### TO BE DONE:
Give the number of lines in the data that hold the word "content", and nothing else.

(Records about charts and figures)
——
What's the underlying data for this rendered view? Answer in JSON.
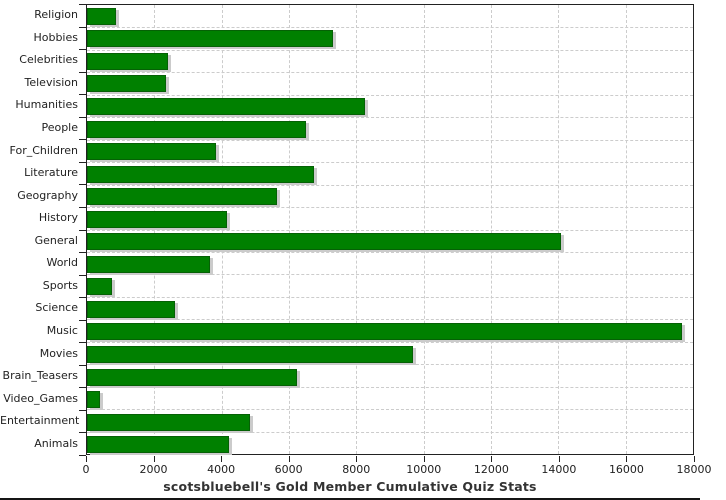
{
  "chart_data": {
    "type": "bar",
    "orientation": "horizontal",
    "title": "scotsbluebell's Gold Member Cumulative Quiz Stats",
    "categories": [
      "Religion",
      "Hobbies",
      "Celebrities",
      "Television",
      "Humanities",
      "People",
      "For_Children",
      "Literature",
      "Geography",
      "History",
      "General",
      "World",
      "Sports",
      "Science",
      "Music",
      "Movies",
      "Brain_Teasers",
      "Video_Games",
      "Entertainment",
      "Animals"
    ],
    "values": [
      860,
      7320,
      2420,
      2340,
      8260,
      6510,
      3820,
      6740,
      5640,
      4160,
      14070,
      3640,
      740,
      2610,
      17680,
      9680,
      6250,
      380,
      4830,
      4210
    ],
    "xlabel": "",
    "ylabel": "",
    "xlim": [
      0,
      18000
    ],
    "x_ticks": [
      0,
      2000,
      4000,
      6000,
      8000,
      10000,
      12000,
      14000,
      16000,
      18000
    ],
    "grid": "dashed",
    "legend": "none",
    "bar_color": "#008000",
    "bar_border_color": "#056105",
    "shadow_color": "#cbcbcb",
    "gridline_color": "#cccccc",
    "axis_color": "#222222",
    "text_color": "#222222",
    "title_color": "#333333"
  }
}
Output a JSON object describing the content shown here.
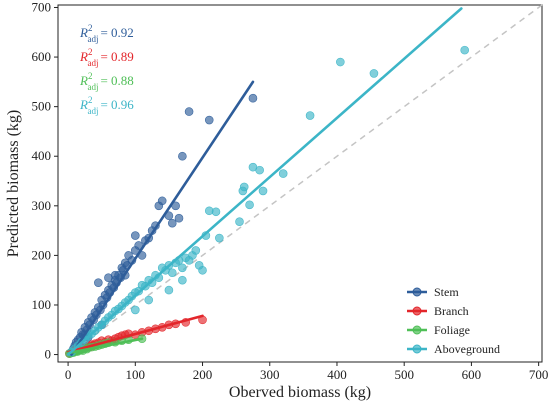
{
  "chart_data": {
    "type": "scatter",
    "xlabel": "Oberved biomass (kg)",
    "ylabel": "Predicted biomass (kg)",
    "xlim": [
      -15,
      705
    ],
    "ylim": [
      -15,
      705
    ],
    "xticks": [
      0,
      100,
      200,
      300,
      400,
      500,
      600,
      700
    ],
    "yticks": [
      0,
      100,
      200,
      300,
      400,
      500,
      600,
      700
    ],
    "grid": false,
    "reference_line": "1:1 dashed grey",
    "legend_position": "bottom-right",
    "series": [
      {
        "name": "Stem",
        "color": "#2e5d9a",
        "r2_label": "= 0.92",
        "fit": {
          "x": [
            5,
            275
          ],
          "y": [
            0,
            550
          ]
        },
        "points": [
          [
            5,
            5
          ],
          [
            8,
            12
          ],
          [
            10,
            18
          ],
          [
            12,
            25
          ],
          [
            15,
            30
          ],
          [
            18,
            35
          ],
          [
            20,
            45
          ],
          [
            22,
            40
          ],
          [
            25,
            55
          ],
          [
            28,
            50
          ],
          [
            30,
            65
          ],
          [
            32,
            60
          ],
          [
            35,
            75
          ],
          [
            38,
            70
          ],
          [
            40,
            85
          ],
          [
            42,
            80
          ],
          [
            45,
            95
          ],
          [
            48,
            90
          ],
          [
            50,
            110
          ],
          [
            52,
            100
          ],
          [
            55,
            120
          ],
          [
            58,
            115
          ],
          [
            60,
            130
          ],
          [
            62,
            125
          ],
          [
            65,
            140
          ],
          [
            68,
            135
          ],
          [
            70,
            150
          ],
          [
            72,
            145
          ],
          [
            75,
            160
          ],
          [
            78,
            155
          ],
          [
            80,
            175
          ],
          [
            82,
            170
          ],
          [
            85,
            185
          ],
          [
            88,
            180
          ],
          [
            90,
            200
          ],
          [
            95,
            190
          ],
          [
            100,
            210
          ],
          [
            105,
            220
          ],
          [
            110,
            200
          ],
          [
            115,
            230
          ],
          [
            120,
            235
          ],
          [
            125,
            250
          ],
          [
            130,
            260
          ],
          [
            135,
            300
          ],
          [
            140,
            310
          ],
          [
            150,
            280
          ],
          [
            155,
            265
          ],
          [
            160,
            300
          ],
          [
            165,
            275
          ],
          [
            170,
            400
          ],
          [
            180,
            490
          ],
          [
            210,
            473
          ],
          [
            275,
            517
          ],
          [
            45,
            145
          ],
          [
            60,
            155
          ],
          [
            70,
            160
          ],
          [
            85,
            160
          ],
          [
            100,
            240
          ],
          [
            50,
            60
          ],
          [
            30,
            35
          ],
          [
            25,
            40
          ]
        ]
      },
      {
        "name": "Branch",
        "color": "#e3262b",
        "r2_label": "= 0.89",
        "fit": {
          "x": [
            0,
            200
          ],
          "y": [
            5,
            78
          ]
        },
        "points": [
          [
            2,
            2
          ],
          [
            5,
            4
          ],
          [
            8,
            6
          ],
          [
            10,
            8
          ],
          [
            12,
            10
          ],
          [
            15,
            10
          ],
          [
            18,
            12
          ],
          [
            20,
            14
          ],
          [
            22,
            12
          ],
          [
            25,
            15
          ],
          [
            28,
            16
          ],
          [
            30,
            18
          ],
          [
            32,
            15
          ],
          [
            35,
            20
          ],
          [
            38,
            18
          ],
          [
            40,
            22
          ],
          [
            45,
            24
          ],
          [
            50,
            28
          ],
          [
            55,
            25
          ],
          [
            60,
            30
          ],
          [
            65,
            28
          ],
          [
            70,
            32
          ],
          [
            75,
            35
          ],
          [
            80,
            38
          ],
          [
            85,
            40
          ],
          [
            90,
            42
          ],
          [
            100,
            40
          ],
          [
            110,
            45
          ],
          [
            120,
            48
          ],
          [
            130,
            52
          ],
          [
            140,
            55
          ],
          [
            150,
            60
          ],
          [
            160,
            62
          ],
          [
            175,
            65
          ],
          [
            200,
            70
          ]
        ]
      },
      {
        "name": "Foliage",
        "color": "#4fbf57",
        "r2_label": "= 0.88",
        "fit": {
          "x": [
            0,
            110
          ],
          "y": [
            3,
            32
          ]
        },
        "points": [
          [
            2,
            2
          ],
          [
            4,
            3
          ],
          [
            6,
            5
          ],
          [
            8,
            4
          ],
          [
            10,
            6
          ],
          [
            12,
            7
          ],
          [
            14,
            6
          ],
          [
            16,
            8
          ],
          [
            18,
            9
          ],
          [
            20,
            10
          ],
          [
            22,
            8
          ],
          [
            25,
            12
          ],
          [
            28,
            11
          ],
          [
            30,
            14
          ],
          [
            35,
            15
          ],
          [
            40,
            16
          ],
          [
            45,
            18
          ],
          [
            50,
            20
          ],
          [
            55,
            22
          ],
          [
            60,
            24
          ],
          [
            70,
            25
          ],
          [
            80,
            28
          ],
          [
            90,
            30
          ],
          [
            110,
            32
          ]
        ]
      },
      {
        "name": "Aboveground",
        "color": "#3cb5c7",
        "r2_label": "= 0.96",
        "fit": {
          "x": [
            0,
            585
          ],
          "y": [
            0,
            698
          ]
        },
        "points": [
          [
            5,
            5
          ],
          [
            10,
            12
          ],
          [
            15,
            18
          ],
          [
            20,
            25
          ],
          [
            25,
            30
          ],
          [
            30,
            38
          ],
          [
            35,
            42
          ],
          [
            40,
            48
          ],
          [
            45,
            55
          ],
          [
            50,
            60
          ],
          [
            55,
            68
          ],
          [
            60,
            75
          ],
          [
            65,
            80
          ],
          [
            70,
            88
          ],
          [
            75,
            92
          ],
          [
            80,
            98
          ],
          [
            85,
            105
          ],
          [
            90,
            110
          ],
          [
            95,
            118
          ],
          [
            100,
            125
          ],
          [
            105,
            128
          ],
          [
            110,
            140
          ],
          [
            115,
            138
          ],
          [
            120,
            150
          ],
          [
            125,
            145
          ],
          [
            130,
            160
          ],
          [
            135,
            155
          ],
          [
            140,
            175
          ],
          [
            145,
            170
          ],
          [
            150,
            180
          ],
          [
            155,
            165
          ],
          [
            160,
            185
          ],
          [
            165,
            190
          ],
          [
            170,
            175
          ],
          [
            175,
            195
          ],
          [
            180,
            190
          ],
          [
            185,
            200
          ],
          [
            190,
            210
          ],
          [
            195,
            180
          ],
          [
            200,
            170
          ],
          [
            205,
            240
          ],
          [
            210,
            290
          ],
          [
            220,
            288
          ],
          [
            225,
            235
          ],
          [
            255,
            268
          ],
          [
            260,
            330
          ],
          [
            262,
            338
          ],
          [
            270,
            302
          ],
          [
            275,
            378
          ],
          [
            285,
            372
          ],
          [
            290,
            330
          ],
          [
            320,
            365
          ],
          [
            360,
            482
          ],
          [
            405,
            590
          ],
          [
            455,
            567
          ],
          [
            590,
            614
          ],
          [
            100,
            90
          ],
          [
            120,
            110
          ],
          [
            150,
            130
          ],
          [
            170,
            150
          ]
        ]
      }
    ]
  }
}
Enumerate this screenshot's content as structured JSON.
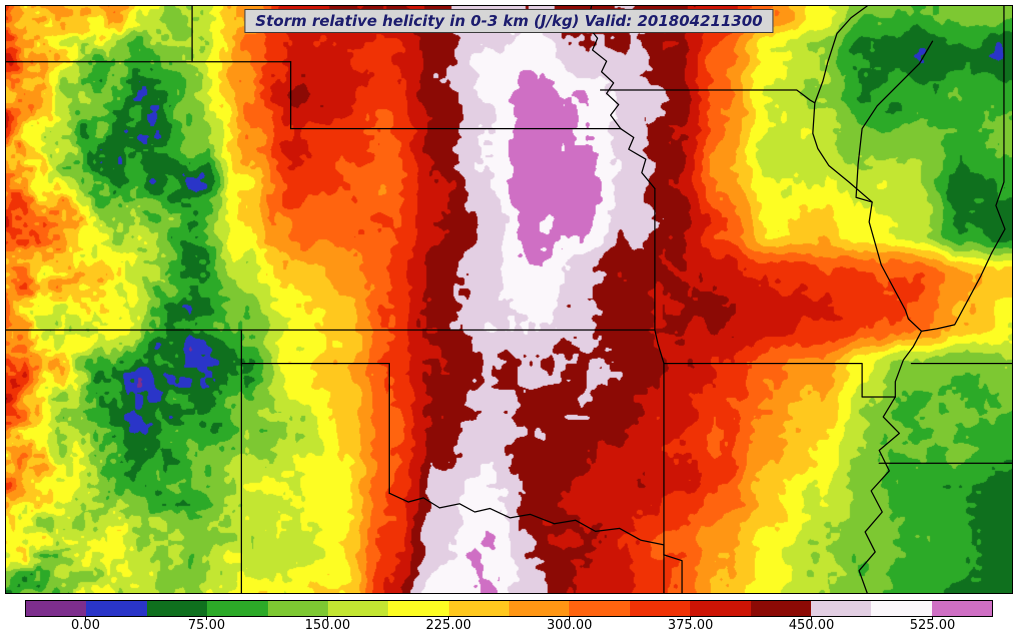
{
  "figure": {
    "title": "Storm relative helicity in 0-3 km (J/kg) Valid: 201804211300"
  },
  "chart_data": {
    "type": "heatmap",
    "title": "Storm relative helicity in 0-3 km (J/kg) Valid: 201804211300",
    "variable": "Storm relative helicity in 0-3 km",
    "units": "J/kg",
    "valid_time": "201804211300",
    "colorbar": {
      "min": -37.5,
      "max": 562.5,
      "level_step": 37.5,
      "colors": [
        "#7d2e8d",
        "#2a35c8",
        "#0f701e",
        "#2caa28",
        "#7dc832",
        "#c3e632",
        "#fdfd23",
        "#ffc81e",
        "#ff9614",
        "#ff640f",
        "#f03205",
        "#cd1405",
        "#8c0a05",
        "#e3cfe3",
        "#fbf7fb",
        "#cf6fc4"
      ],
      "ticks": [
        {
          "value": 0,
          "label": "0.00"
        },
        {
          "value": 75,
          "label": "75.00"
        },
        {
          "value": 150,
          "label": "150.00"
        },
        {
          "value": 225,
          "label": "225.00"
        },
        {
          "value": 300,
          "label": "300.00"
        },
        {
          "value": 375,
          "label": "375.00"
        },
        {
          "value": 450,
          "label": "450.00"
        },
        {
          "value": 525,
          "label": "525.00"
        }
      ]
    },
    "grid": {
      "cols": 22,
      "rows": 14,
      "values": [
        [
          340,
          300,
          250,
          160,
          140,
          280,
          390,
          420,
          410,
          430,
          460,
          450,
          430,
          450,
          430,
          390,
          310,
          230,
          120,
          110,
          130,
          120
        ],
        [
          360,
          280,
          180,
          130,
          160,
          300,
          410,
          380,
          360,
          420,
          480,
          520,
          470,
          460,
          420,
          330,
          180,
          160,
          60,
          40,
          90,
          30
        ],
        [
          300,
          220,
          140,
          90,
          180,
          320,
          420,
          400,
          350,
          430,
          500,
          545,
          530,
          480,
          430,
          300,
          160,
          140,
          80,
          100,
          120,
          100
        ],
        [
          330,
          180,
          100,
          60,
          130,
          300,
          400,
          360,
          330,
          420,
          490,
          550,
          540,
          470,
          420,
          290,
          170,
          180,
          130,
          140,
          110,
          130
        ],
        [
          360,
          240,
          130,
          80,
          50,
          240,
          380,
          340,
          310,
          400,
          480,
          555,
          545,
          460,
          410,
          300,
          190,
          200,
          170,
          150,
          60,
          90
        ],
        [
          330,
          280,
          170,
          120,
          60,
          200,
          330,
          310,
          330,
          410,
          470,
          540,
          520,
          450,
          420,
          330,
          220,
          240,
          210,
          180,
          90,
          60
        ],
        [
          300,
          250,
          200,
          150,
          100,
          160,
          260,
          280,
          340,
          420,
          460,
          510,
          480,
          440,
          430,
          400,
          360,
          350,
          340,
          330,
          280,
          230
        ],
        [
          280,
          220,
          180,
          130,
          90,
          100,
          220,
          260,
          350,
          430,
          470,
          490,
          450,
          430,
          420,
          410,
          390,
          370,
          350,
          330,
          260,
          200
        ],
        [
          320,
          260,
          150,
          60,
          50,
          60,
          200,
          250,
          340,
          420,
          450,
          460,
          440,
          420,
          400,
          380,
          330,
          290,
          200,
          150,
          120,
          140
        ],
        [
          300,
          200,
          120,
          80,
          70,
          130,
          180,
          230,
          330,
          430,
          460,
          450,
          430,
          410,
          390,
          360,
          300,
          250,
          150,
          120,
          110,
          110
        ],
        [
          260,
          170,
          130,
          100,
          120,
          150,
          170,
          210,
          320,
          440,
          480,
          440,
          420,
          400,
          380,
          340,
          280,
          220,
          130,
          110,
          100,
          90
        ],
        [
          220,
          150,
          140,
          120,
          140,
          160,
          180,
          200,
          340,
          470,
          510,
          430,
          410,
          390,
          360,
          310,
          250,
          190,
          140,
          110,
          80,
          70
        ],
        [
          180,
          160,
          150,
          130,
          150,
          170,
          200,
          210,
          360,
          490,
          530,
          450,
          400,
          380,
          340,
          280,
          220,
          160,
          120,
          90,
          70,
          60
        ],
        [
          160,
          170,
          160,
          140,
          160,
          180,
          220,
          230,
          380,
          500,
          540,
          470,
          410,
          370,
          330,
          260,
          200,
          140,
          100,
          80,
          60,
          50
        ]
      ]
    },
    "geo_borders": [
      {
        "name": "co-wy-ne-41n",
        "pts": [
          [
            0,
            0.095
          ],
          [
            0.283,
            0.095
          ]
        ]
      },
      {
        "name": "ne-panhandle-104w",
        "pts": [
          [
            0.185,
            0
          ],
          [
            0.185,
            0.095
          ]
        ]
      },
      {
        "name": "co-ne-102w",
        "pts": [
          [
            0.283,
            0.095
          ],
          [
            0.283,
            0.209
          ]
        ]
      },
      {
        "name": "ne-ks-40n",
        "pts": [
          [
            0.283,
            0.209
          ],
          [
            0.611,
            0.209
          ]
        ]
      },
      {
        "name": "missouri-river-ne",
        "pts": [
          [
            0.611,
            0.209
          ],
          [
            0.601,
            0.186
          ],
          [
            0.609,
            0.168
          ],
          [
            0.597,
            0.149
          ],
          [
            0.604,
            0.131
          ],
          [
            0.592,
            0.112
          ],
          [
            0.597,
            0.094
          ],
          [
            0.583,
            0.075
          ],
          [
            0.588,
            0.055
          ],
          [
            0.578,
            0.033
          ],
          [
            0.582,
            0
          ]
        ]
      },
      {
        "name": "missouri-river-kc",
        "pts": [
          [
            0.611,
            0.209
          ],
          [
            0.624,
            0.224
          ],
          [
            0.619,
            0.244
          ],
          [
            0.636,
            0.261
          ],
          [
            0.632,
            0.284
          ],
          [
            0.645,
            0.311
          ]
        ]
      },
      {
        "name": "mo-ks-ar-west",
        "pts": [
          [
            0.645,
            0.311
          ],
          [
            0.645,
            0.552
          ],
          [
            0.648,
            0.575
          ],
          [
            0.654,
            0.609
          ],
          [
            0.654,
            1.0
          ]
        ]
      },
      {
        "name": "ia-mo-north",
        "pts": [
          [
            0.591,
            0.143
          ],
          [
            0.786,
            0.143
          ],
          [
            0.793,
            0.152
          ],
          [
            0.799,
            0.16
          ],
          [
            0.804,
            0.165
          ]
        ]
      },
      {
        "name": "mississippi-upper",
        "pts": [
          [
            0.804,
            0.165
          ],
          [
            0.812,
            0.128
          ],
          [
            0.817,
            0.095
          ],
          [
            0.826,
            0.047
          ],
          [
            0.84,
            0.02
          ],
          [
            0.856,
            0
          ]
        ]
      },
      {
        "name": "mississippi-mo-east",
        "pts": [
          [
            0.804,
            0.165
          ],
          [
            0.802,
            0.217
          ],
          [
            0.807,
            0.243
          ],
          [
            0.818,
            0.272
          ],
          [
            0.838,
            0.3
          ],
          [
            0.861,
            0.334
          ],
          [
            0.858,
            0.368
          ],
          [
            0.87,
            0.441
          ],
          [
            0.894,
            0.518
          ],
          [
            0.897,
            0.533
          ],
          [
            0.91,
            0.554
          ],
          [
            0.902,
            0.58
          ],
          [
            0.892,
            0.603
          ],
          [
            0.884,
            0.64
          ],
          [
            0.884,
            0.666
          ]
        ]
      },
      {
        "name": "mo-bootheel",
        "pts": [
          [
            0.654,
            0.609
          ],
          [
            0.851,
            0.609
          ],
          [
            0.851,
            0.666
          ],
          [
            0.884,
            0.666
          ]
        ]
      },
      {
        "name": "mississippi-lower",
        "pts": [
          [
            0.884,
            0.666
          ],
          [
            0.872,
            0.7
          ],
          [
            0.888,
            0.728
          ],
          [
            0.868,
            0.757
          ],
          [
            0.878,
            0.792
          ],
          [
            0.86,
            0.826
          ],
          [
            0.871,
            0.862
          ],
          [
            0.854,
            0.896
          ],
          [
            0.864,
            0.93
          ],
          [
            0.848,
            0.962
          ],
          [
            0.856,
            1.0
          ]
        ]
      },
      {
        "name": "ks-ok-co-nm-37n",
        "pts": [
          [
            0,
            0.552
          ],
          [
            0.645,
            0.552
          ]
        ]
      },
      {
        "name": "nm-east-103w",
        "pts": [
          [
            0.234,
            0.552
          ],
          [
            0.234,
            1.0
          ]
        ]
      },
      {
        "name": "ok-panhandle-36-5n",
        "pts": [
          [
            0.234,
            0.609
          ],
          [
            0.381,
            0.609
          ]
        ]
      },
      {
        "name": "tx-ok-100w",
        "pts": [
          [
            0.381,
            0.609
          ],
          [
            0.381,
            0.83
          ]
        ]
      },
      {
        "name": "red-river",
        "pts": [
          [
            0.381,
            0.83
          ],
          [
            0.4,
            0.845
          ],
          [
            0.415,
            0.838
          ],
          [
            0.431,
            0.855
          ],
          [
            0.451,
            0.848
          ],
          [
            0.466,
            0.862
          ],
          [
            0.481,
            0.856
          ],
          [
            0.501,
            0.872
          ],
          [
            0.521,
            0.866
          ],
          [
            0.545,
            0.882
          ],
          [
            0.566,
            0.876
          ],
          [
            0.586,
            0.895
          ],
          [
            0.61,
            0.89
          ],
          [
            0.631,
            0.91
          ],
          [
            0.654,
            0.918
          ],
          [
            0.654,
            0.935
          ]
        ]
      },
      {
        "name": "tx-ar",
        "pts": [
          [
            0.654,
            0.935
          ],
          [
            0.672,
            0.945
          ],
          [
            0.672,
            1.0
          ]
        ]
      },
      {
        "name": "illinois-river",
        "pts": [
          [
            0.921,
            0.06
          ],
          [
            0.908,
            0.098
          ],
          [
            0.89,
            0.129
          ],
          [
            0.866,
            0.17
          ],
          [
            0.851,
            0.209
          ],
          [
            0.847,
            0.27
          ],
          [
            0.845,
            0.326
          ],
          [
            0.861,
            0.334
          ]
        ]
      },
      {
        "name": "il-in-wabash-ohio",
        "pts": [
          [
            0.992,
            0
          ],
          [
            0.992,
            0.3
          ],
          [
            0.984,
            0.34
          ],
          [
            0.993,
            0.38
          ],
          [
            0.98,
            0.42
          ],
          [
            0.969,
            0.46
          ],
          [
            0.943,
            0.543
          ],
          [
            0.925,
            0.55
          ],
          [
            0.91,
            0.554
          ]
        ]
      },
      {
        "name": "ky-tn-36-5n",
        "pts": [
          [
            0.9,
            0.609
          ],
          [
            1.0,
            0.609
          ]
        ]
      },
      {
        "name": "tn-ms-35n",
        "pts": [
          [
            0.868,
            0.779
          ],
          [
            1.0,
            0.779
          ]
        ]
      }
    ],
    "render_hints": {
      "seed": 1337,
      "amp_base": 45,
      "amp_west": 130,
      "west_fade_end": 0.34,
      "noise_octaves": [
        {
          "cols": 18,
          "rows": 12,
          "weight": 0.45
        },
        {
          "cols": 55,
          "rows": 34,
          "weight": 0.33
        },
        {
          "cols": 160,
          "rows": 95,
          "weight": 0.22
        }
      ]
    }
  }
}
——
### ANSWER FOR THE TASK:
2